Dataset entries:
▼

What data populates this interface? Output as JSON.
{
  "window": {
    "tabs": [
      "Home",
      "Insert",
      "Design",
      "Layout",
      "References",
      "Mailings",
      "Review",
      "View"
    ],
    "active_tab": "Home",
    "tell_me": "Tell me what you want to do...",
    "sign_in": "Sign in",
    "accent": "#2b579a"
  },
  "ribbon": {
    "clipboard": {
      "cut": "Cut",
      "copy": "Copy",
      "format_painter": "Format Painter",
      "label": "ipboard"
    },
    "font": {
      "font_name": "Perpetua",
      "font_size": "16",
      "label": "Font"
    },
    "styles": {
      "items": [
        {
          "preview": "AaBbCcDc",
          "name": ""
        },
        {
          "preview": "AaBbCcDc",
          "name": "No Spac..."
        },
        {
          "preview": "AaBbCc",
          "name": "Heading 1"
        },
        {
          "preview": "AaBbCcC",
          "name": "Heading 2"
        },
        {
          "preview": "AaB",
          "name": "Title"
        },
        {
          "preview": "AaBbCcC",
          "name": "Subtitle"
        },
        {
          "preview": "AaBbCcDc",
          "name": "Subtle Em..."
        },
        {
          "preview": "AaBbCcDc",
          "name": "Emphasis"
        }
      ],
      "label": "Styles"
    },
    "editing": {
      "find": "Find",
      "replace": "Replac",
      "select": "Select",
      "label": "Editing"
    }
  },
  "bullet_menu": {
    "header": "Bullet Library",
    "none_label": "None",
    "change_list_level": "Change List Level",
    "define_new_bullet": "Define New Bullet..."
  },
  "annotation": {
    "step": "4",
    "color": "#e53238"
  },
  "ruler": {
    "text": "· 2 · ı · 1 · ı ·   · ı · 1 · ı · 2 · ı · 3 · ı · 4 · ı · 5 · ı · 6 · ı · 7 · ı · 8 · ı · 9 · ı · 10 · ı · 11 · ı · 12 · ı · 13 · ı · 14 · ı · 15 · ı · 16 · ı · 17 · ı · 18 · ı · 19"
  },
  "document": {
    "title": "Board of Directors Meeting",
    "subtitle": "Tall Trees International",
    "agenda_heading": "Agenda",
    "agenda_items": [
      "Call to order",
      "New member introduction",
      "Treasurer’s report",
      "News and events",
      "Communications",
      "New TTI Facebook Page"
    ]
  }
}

▲
▼

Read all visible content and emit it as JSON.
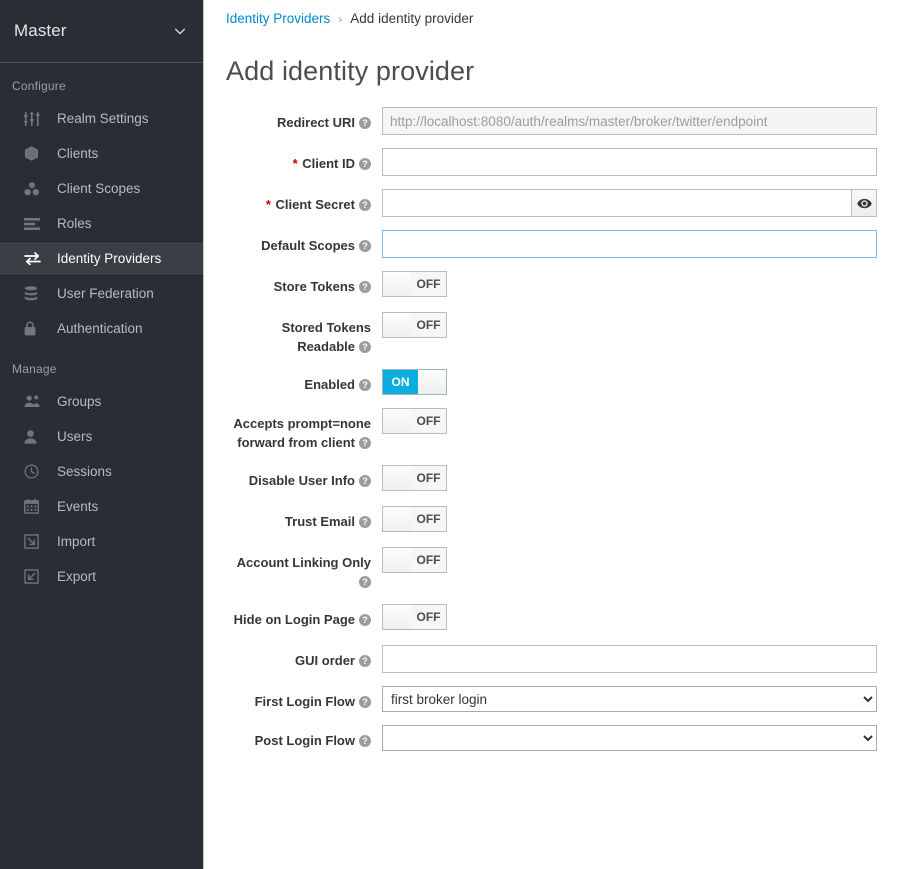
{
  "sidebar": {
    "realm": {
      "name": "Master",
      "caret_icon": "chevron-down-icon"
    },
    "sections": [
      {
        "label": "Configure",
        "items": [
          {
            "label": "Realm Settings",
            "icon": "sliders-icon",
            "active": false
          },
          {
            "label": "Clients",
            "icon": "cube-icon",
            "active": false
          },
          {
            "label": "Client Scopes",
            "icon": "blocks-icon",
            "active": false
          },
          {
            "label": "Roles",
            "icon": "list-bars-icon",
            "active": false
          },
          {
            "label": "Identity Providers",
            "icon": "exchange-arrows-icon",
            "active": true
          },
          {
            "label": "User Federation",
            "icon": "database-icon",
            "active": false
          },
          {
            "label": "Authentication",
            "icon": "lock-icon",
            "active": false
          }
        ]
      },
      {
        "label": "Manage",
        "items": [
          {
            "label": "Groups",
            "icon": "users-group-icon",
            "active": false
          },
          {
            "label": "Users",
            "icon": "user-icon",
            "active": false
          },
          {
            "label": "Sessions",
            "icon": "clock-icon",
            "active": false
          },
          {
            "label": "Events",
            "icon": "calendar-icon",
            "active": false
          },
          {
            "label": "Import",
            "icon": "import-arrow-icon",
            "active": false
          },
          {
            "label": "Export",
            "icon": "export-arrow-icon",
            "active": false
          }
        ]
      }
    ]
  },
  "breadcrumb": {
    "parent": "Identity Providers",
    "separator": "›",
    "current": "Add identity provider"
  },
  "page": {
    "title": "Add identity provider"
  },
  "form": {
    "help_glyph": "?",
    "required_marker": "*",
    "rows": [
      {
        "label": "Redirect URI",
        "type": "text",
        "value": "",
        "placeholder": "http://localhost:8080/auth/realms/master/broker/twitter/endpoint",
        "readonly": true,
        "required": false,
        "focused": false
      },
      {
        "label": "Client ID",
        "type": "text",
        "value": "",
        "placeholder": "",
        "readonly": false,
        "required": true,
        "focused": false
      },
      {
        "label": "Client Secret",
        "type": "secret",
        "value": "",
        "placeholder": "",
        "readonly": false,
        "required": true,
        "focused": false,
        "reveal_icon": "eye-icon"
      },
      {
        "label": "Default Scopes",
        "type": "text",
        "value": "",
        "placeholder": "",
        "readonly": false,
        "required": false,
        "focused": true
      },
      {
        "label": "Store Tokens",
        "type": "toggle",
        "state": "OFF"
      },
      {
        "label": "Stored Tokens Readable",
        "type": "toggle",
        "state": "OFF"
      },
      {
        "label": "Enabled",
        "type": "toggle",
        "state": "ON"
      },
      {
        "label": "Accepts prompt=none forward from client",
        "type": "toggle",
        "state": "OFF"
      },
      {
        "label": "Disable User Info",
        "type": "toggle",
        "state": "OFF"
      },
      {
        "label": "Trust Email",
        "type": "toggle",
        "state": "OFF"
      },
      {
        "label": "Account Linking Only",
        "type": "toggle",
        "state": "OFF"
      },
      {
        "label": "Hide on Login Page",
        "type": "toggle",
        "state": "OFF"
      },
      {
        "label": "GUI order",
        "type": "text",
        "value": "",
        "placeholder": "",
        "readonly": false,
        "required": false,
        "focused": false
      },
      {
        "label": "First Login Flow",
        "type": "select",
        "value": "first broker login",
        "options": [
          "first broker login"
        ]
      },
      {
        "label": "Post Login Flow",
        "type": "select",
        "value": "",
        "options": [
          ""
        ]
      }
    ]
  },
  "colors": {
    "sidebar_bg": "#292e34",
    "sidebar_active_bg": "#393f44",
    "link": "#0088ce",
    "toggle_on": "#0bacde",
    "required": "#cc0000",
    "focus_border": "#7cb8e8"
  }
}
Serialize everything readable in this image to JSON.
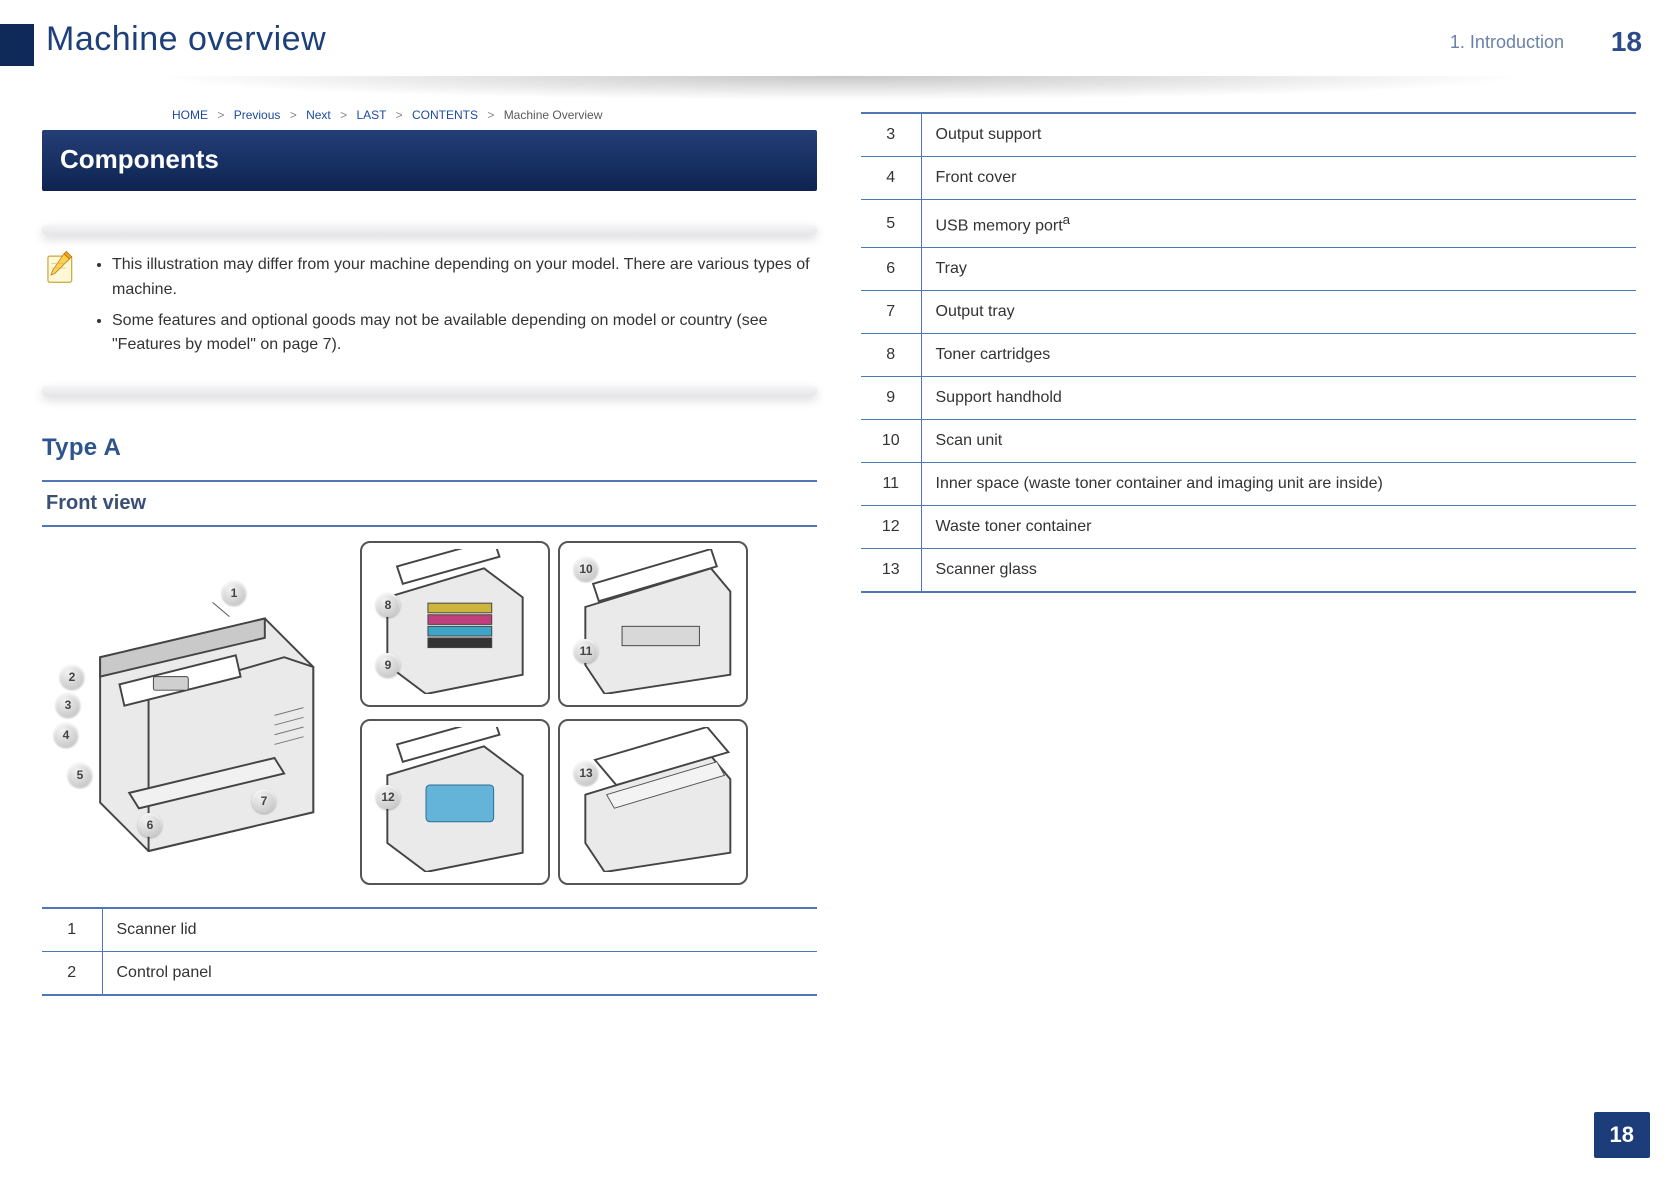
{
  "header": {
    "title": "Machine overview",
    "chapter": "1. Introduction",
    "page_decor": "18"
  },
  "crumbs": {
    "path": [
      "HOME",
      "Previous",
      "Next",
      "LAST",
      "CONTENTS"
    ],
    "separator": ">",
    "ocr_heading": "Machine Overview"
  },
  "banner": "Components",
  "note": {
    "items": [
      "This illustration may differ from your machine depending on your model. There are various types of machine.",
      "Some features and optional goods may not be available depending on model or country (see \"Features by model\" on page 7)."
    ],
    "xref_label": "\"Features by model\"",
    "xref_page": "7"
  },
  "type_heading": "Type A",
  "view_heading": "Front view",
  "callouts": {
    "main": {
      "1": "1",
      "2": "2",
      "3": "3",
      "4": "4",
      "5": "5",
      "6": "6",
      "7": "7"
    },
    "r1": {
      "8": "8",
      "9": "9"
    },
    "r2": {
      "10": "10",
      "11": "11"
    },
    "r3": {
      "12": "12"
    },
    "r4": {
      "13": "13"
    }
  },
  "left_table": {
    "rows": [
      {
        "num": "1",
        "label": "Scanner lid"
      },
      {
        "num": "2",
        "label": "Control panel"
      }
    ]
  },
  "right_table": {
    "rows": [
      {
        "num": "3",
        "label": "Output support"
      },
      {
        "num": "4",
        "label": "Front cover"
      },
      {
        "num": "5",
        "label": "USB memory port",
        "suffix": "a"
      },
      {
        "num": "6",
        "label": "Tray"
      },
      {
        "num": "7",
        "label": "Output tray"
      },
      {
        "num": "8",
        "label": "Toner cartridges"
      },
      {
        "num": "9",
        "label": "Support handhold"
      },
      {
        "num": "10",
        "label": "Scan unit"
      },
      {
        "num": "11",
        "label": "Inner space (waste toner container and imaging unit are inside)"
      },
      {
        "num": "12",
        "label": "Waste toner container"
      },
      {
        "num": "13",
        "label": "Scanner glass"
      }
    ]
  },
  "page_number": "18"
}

▲

Copy all lines of the material above where the string "unit" occurs.

        "label": "Scan unit"
        "label": "Inner space (waste toner container and imaging unit are inside)"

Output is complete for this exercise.